SUPPLIED ENTRIES:
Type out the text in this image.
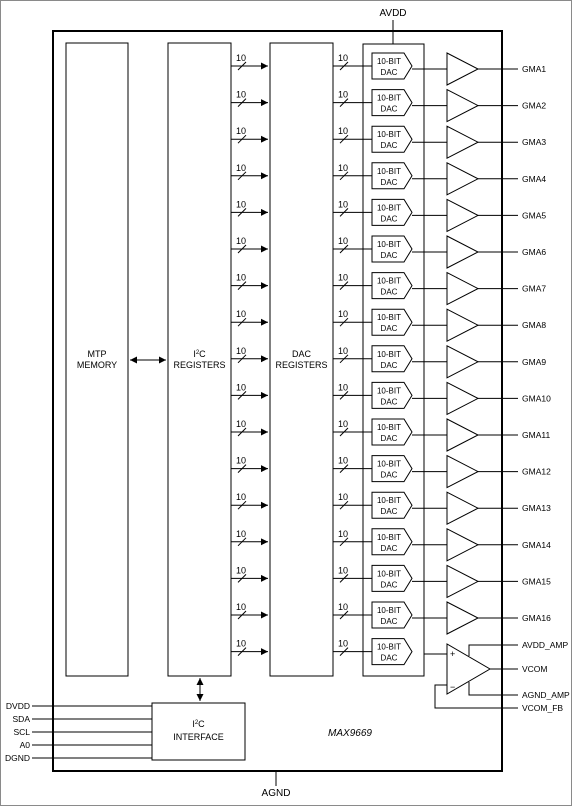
AVDD
AGND
MTP
MEMORY
$I^2C$
REGISTERS
DAC
REGISTERS
$I^2C$
INTERFACE	MAX9669
+
−
10	10	10-BIT
DAC	GMA1
10	10	10-BIT
DAC	GMA2
10	10	10-BIT
DAC	GMA3
10	10	10-BIT
DAC	GMA4
10	10	10-BIT
DAC	GMA5
10	10	10-BIT
DAC	GMA6
10	10	10-BIT
DAC	GMA7
10	10	10-BIT
DAC	GMA8
10	10	10-BIT
DAC	GMA9
10	10	10-BIT
DAC	GMA10
10	10	10-BIT
DAC	GMA11
10	10	10-BIT
DAC	GMA12
10	10	10-BIT
DAC	GMA13
10	10	10-BIT
DAC	GMA14
10	10	10-BIT
DAC	GMA15
10	10	10-BIT
DAC	GMA16
10	10	10-BIT
DAC
DVDD
SDA
SCL
A0
DGND
AVDD_AMP
VCOM
AGND_AMP
VCOM_FB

TASK INSTRUCTIONS: Reproduce the full material exactly, excluding the pictures.

OUTPUT OF THE TASK:
Type out the text in this image.
AVDD
AGND
MTP
MEMORY
$I^2C$
REGISTERS
DAC
REGISTERS
$I^2C$
INTERFACE	MAX9669
+
−
10	10	10-BIT
DAC	GMA1
10	10	10-BIT
DAC	GMA2
10	10	10-BIT
DAC	GMA3
10	10	10-BIT
DAC	GMA4
10	10	10-BIT
DAC	GMA5
10	10	10-BIT
DAC	GMA6
10	10	10-BIT
DAC	GMA7
10	10	10-BIT
DAC	GMA8
10	10	10-BIT
DAC	GMA9
10	10	10-BIT
DAC	GMA10
10	10	10-BIT
DAC	GMA11
10	10	10-BIT
DAC	GMA12
10	10	10-BIT
DAC	GMA13
10	10	10-BIT
DAC	GMA14
10	10	10-BIT
DAC	GMA15
10	10	10-BIT
DAC	GMA16
10	10	10-BIT
DAC
DVDD
SDA
SCL
A0
DGND
AVDD_AMP
VCOM
AGND_AMP
VCOM_FB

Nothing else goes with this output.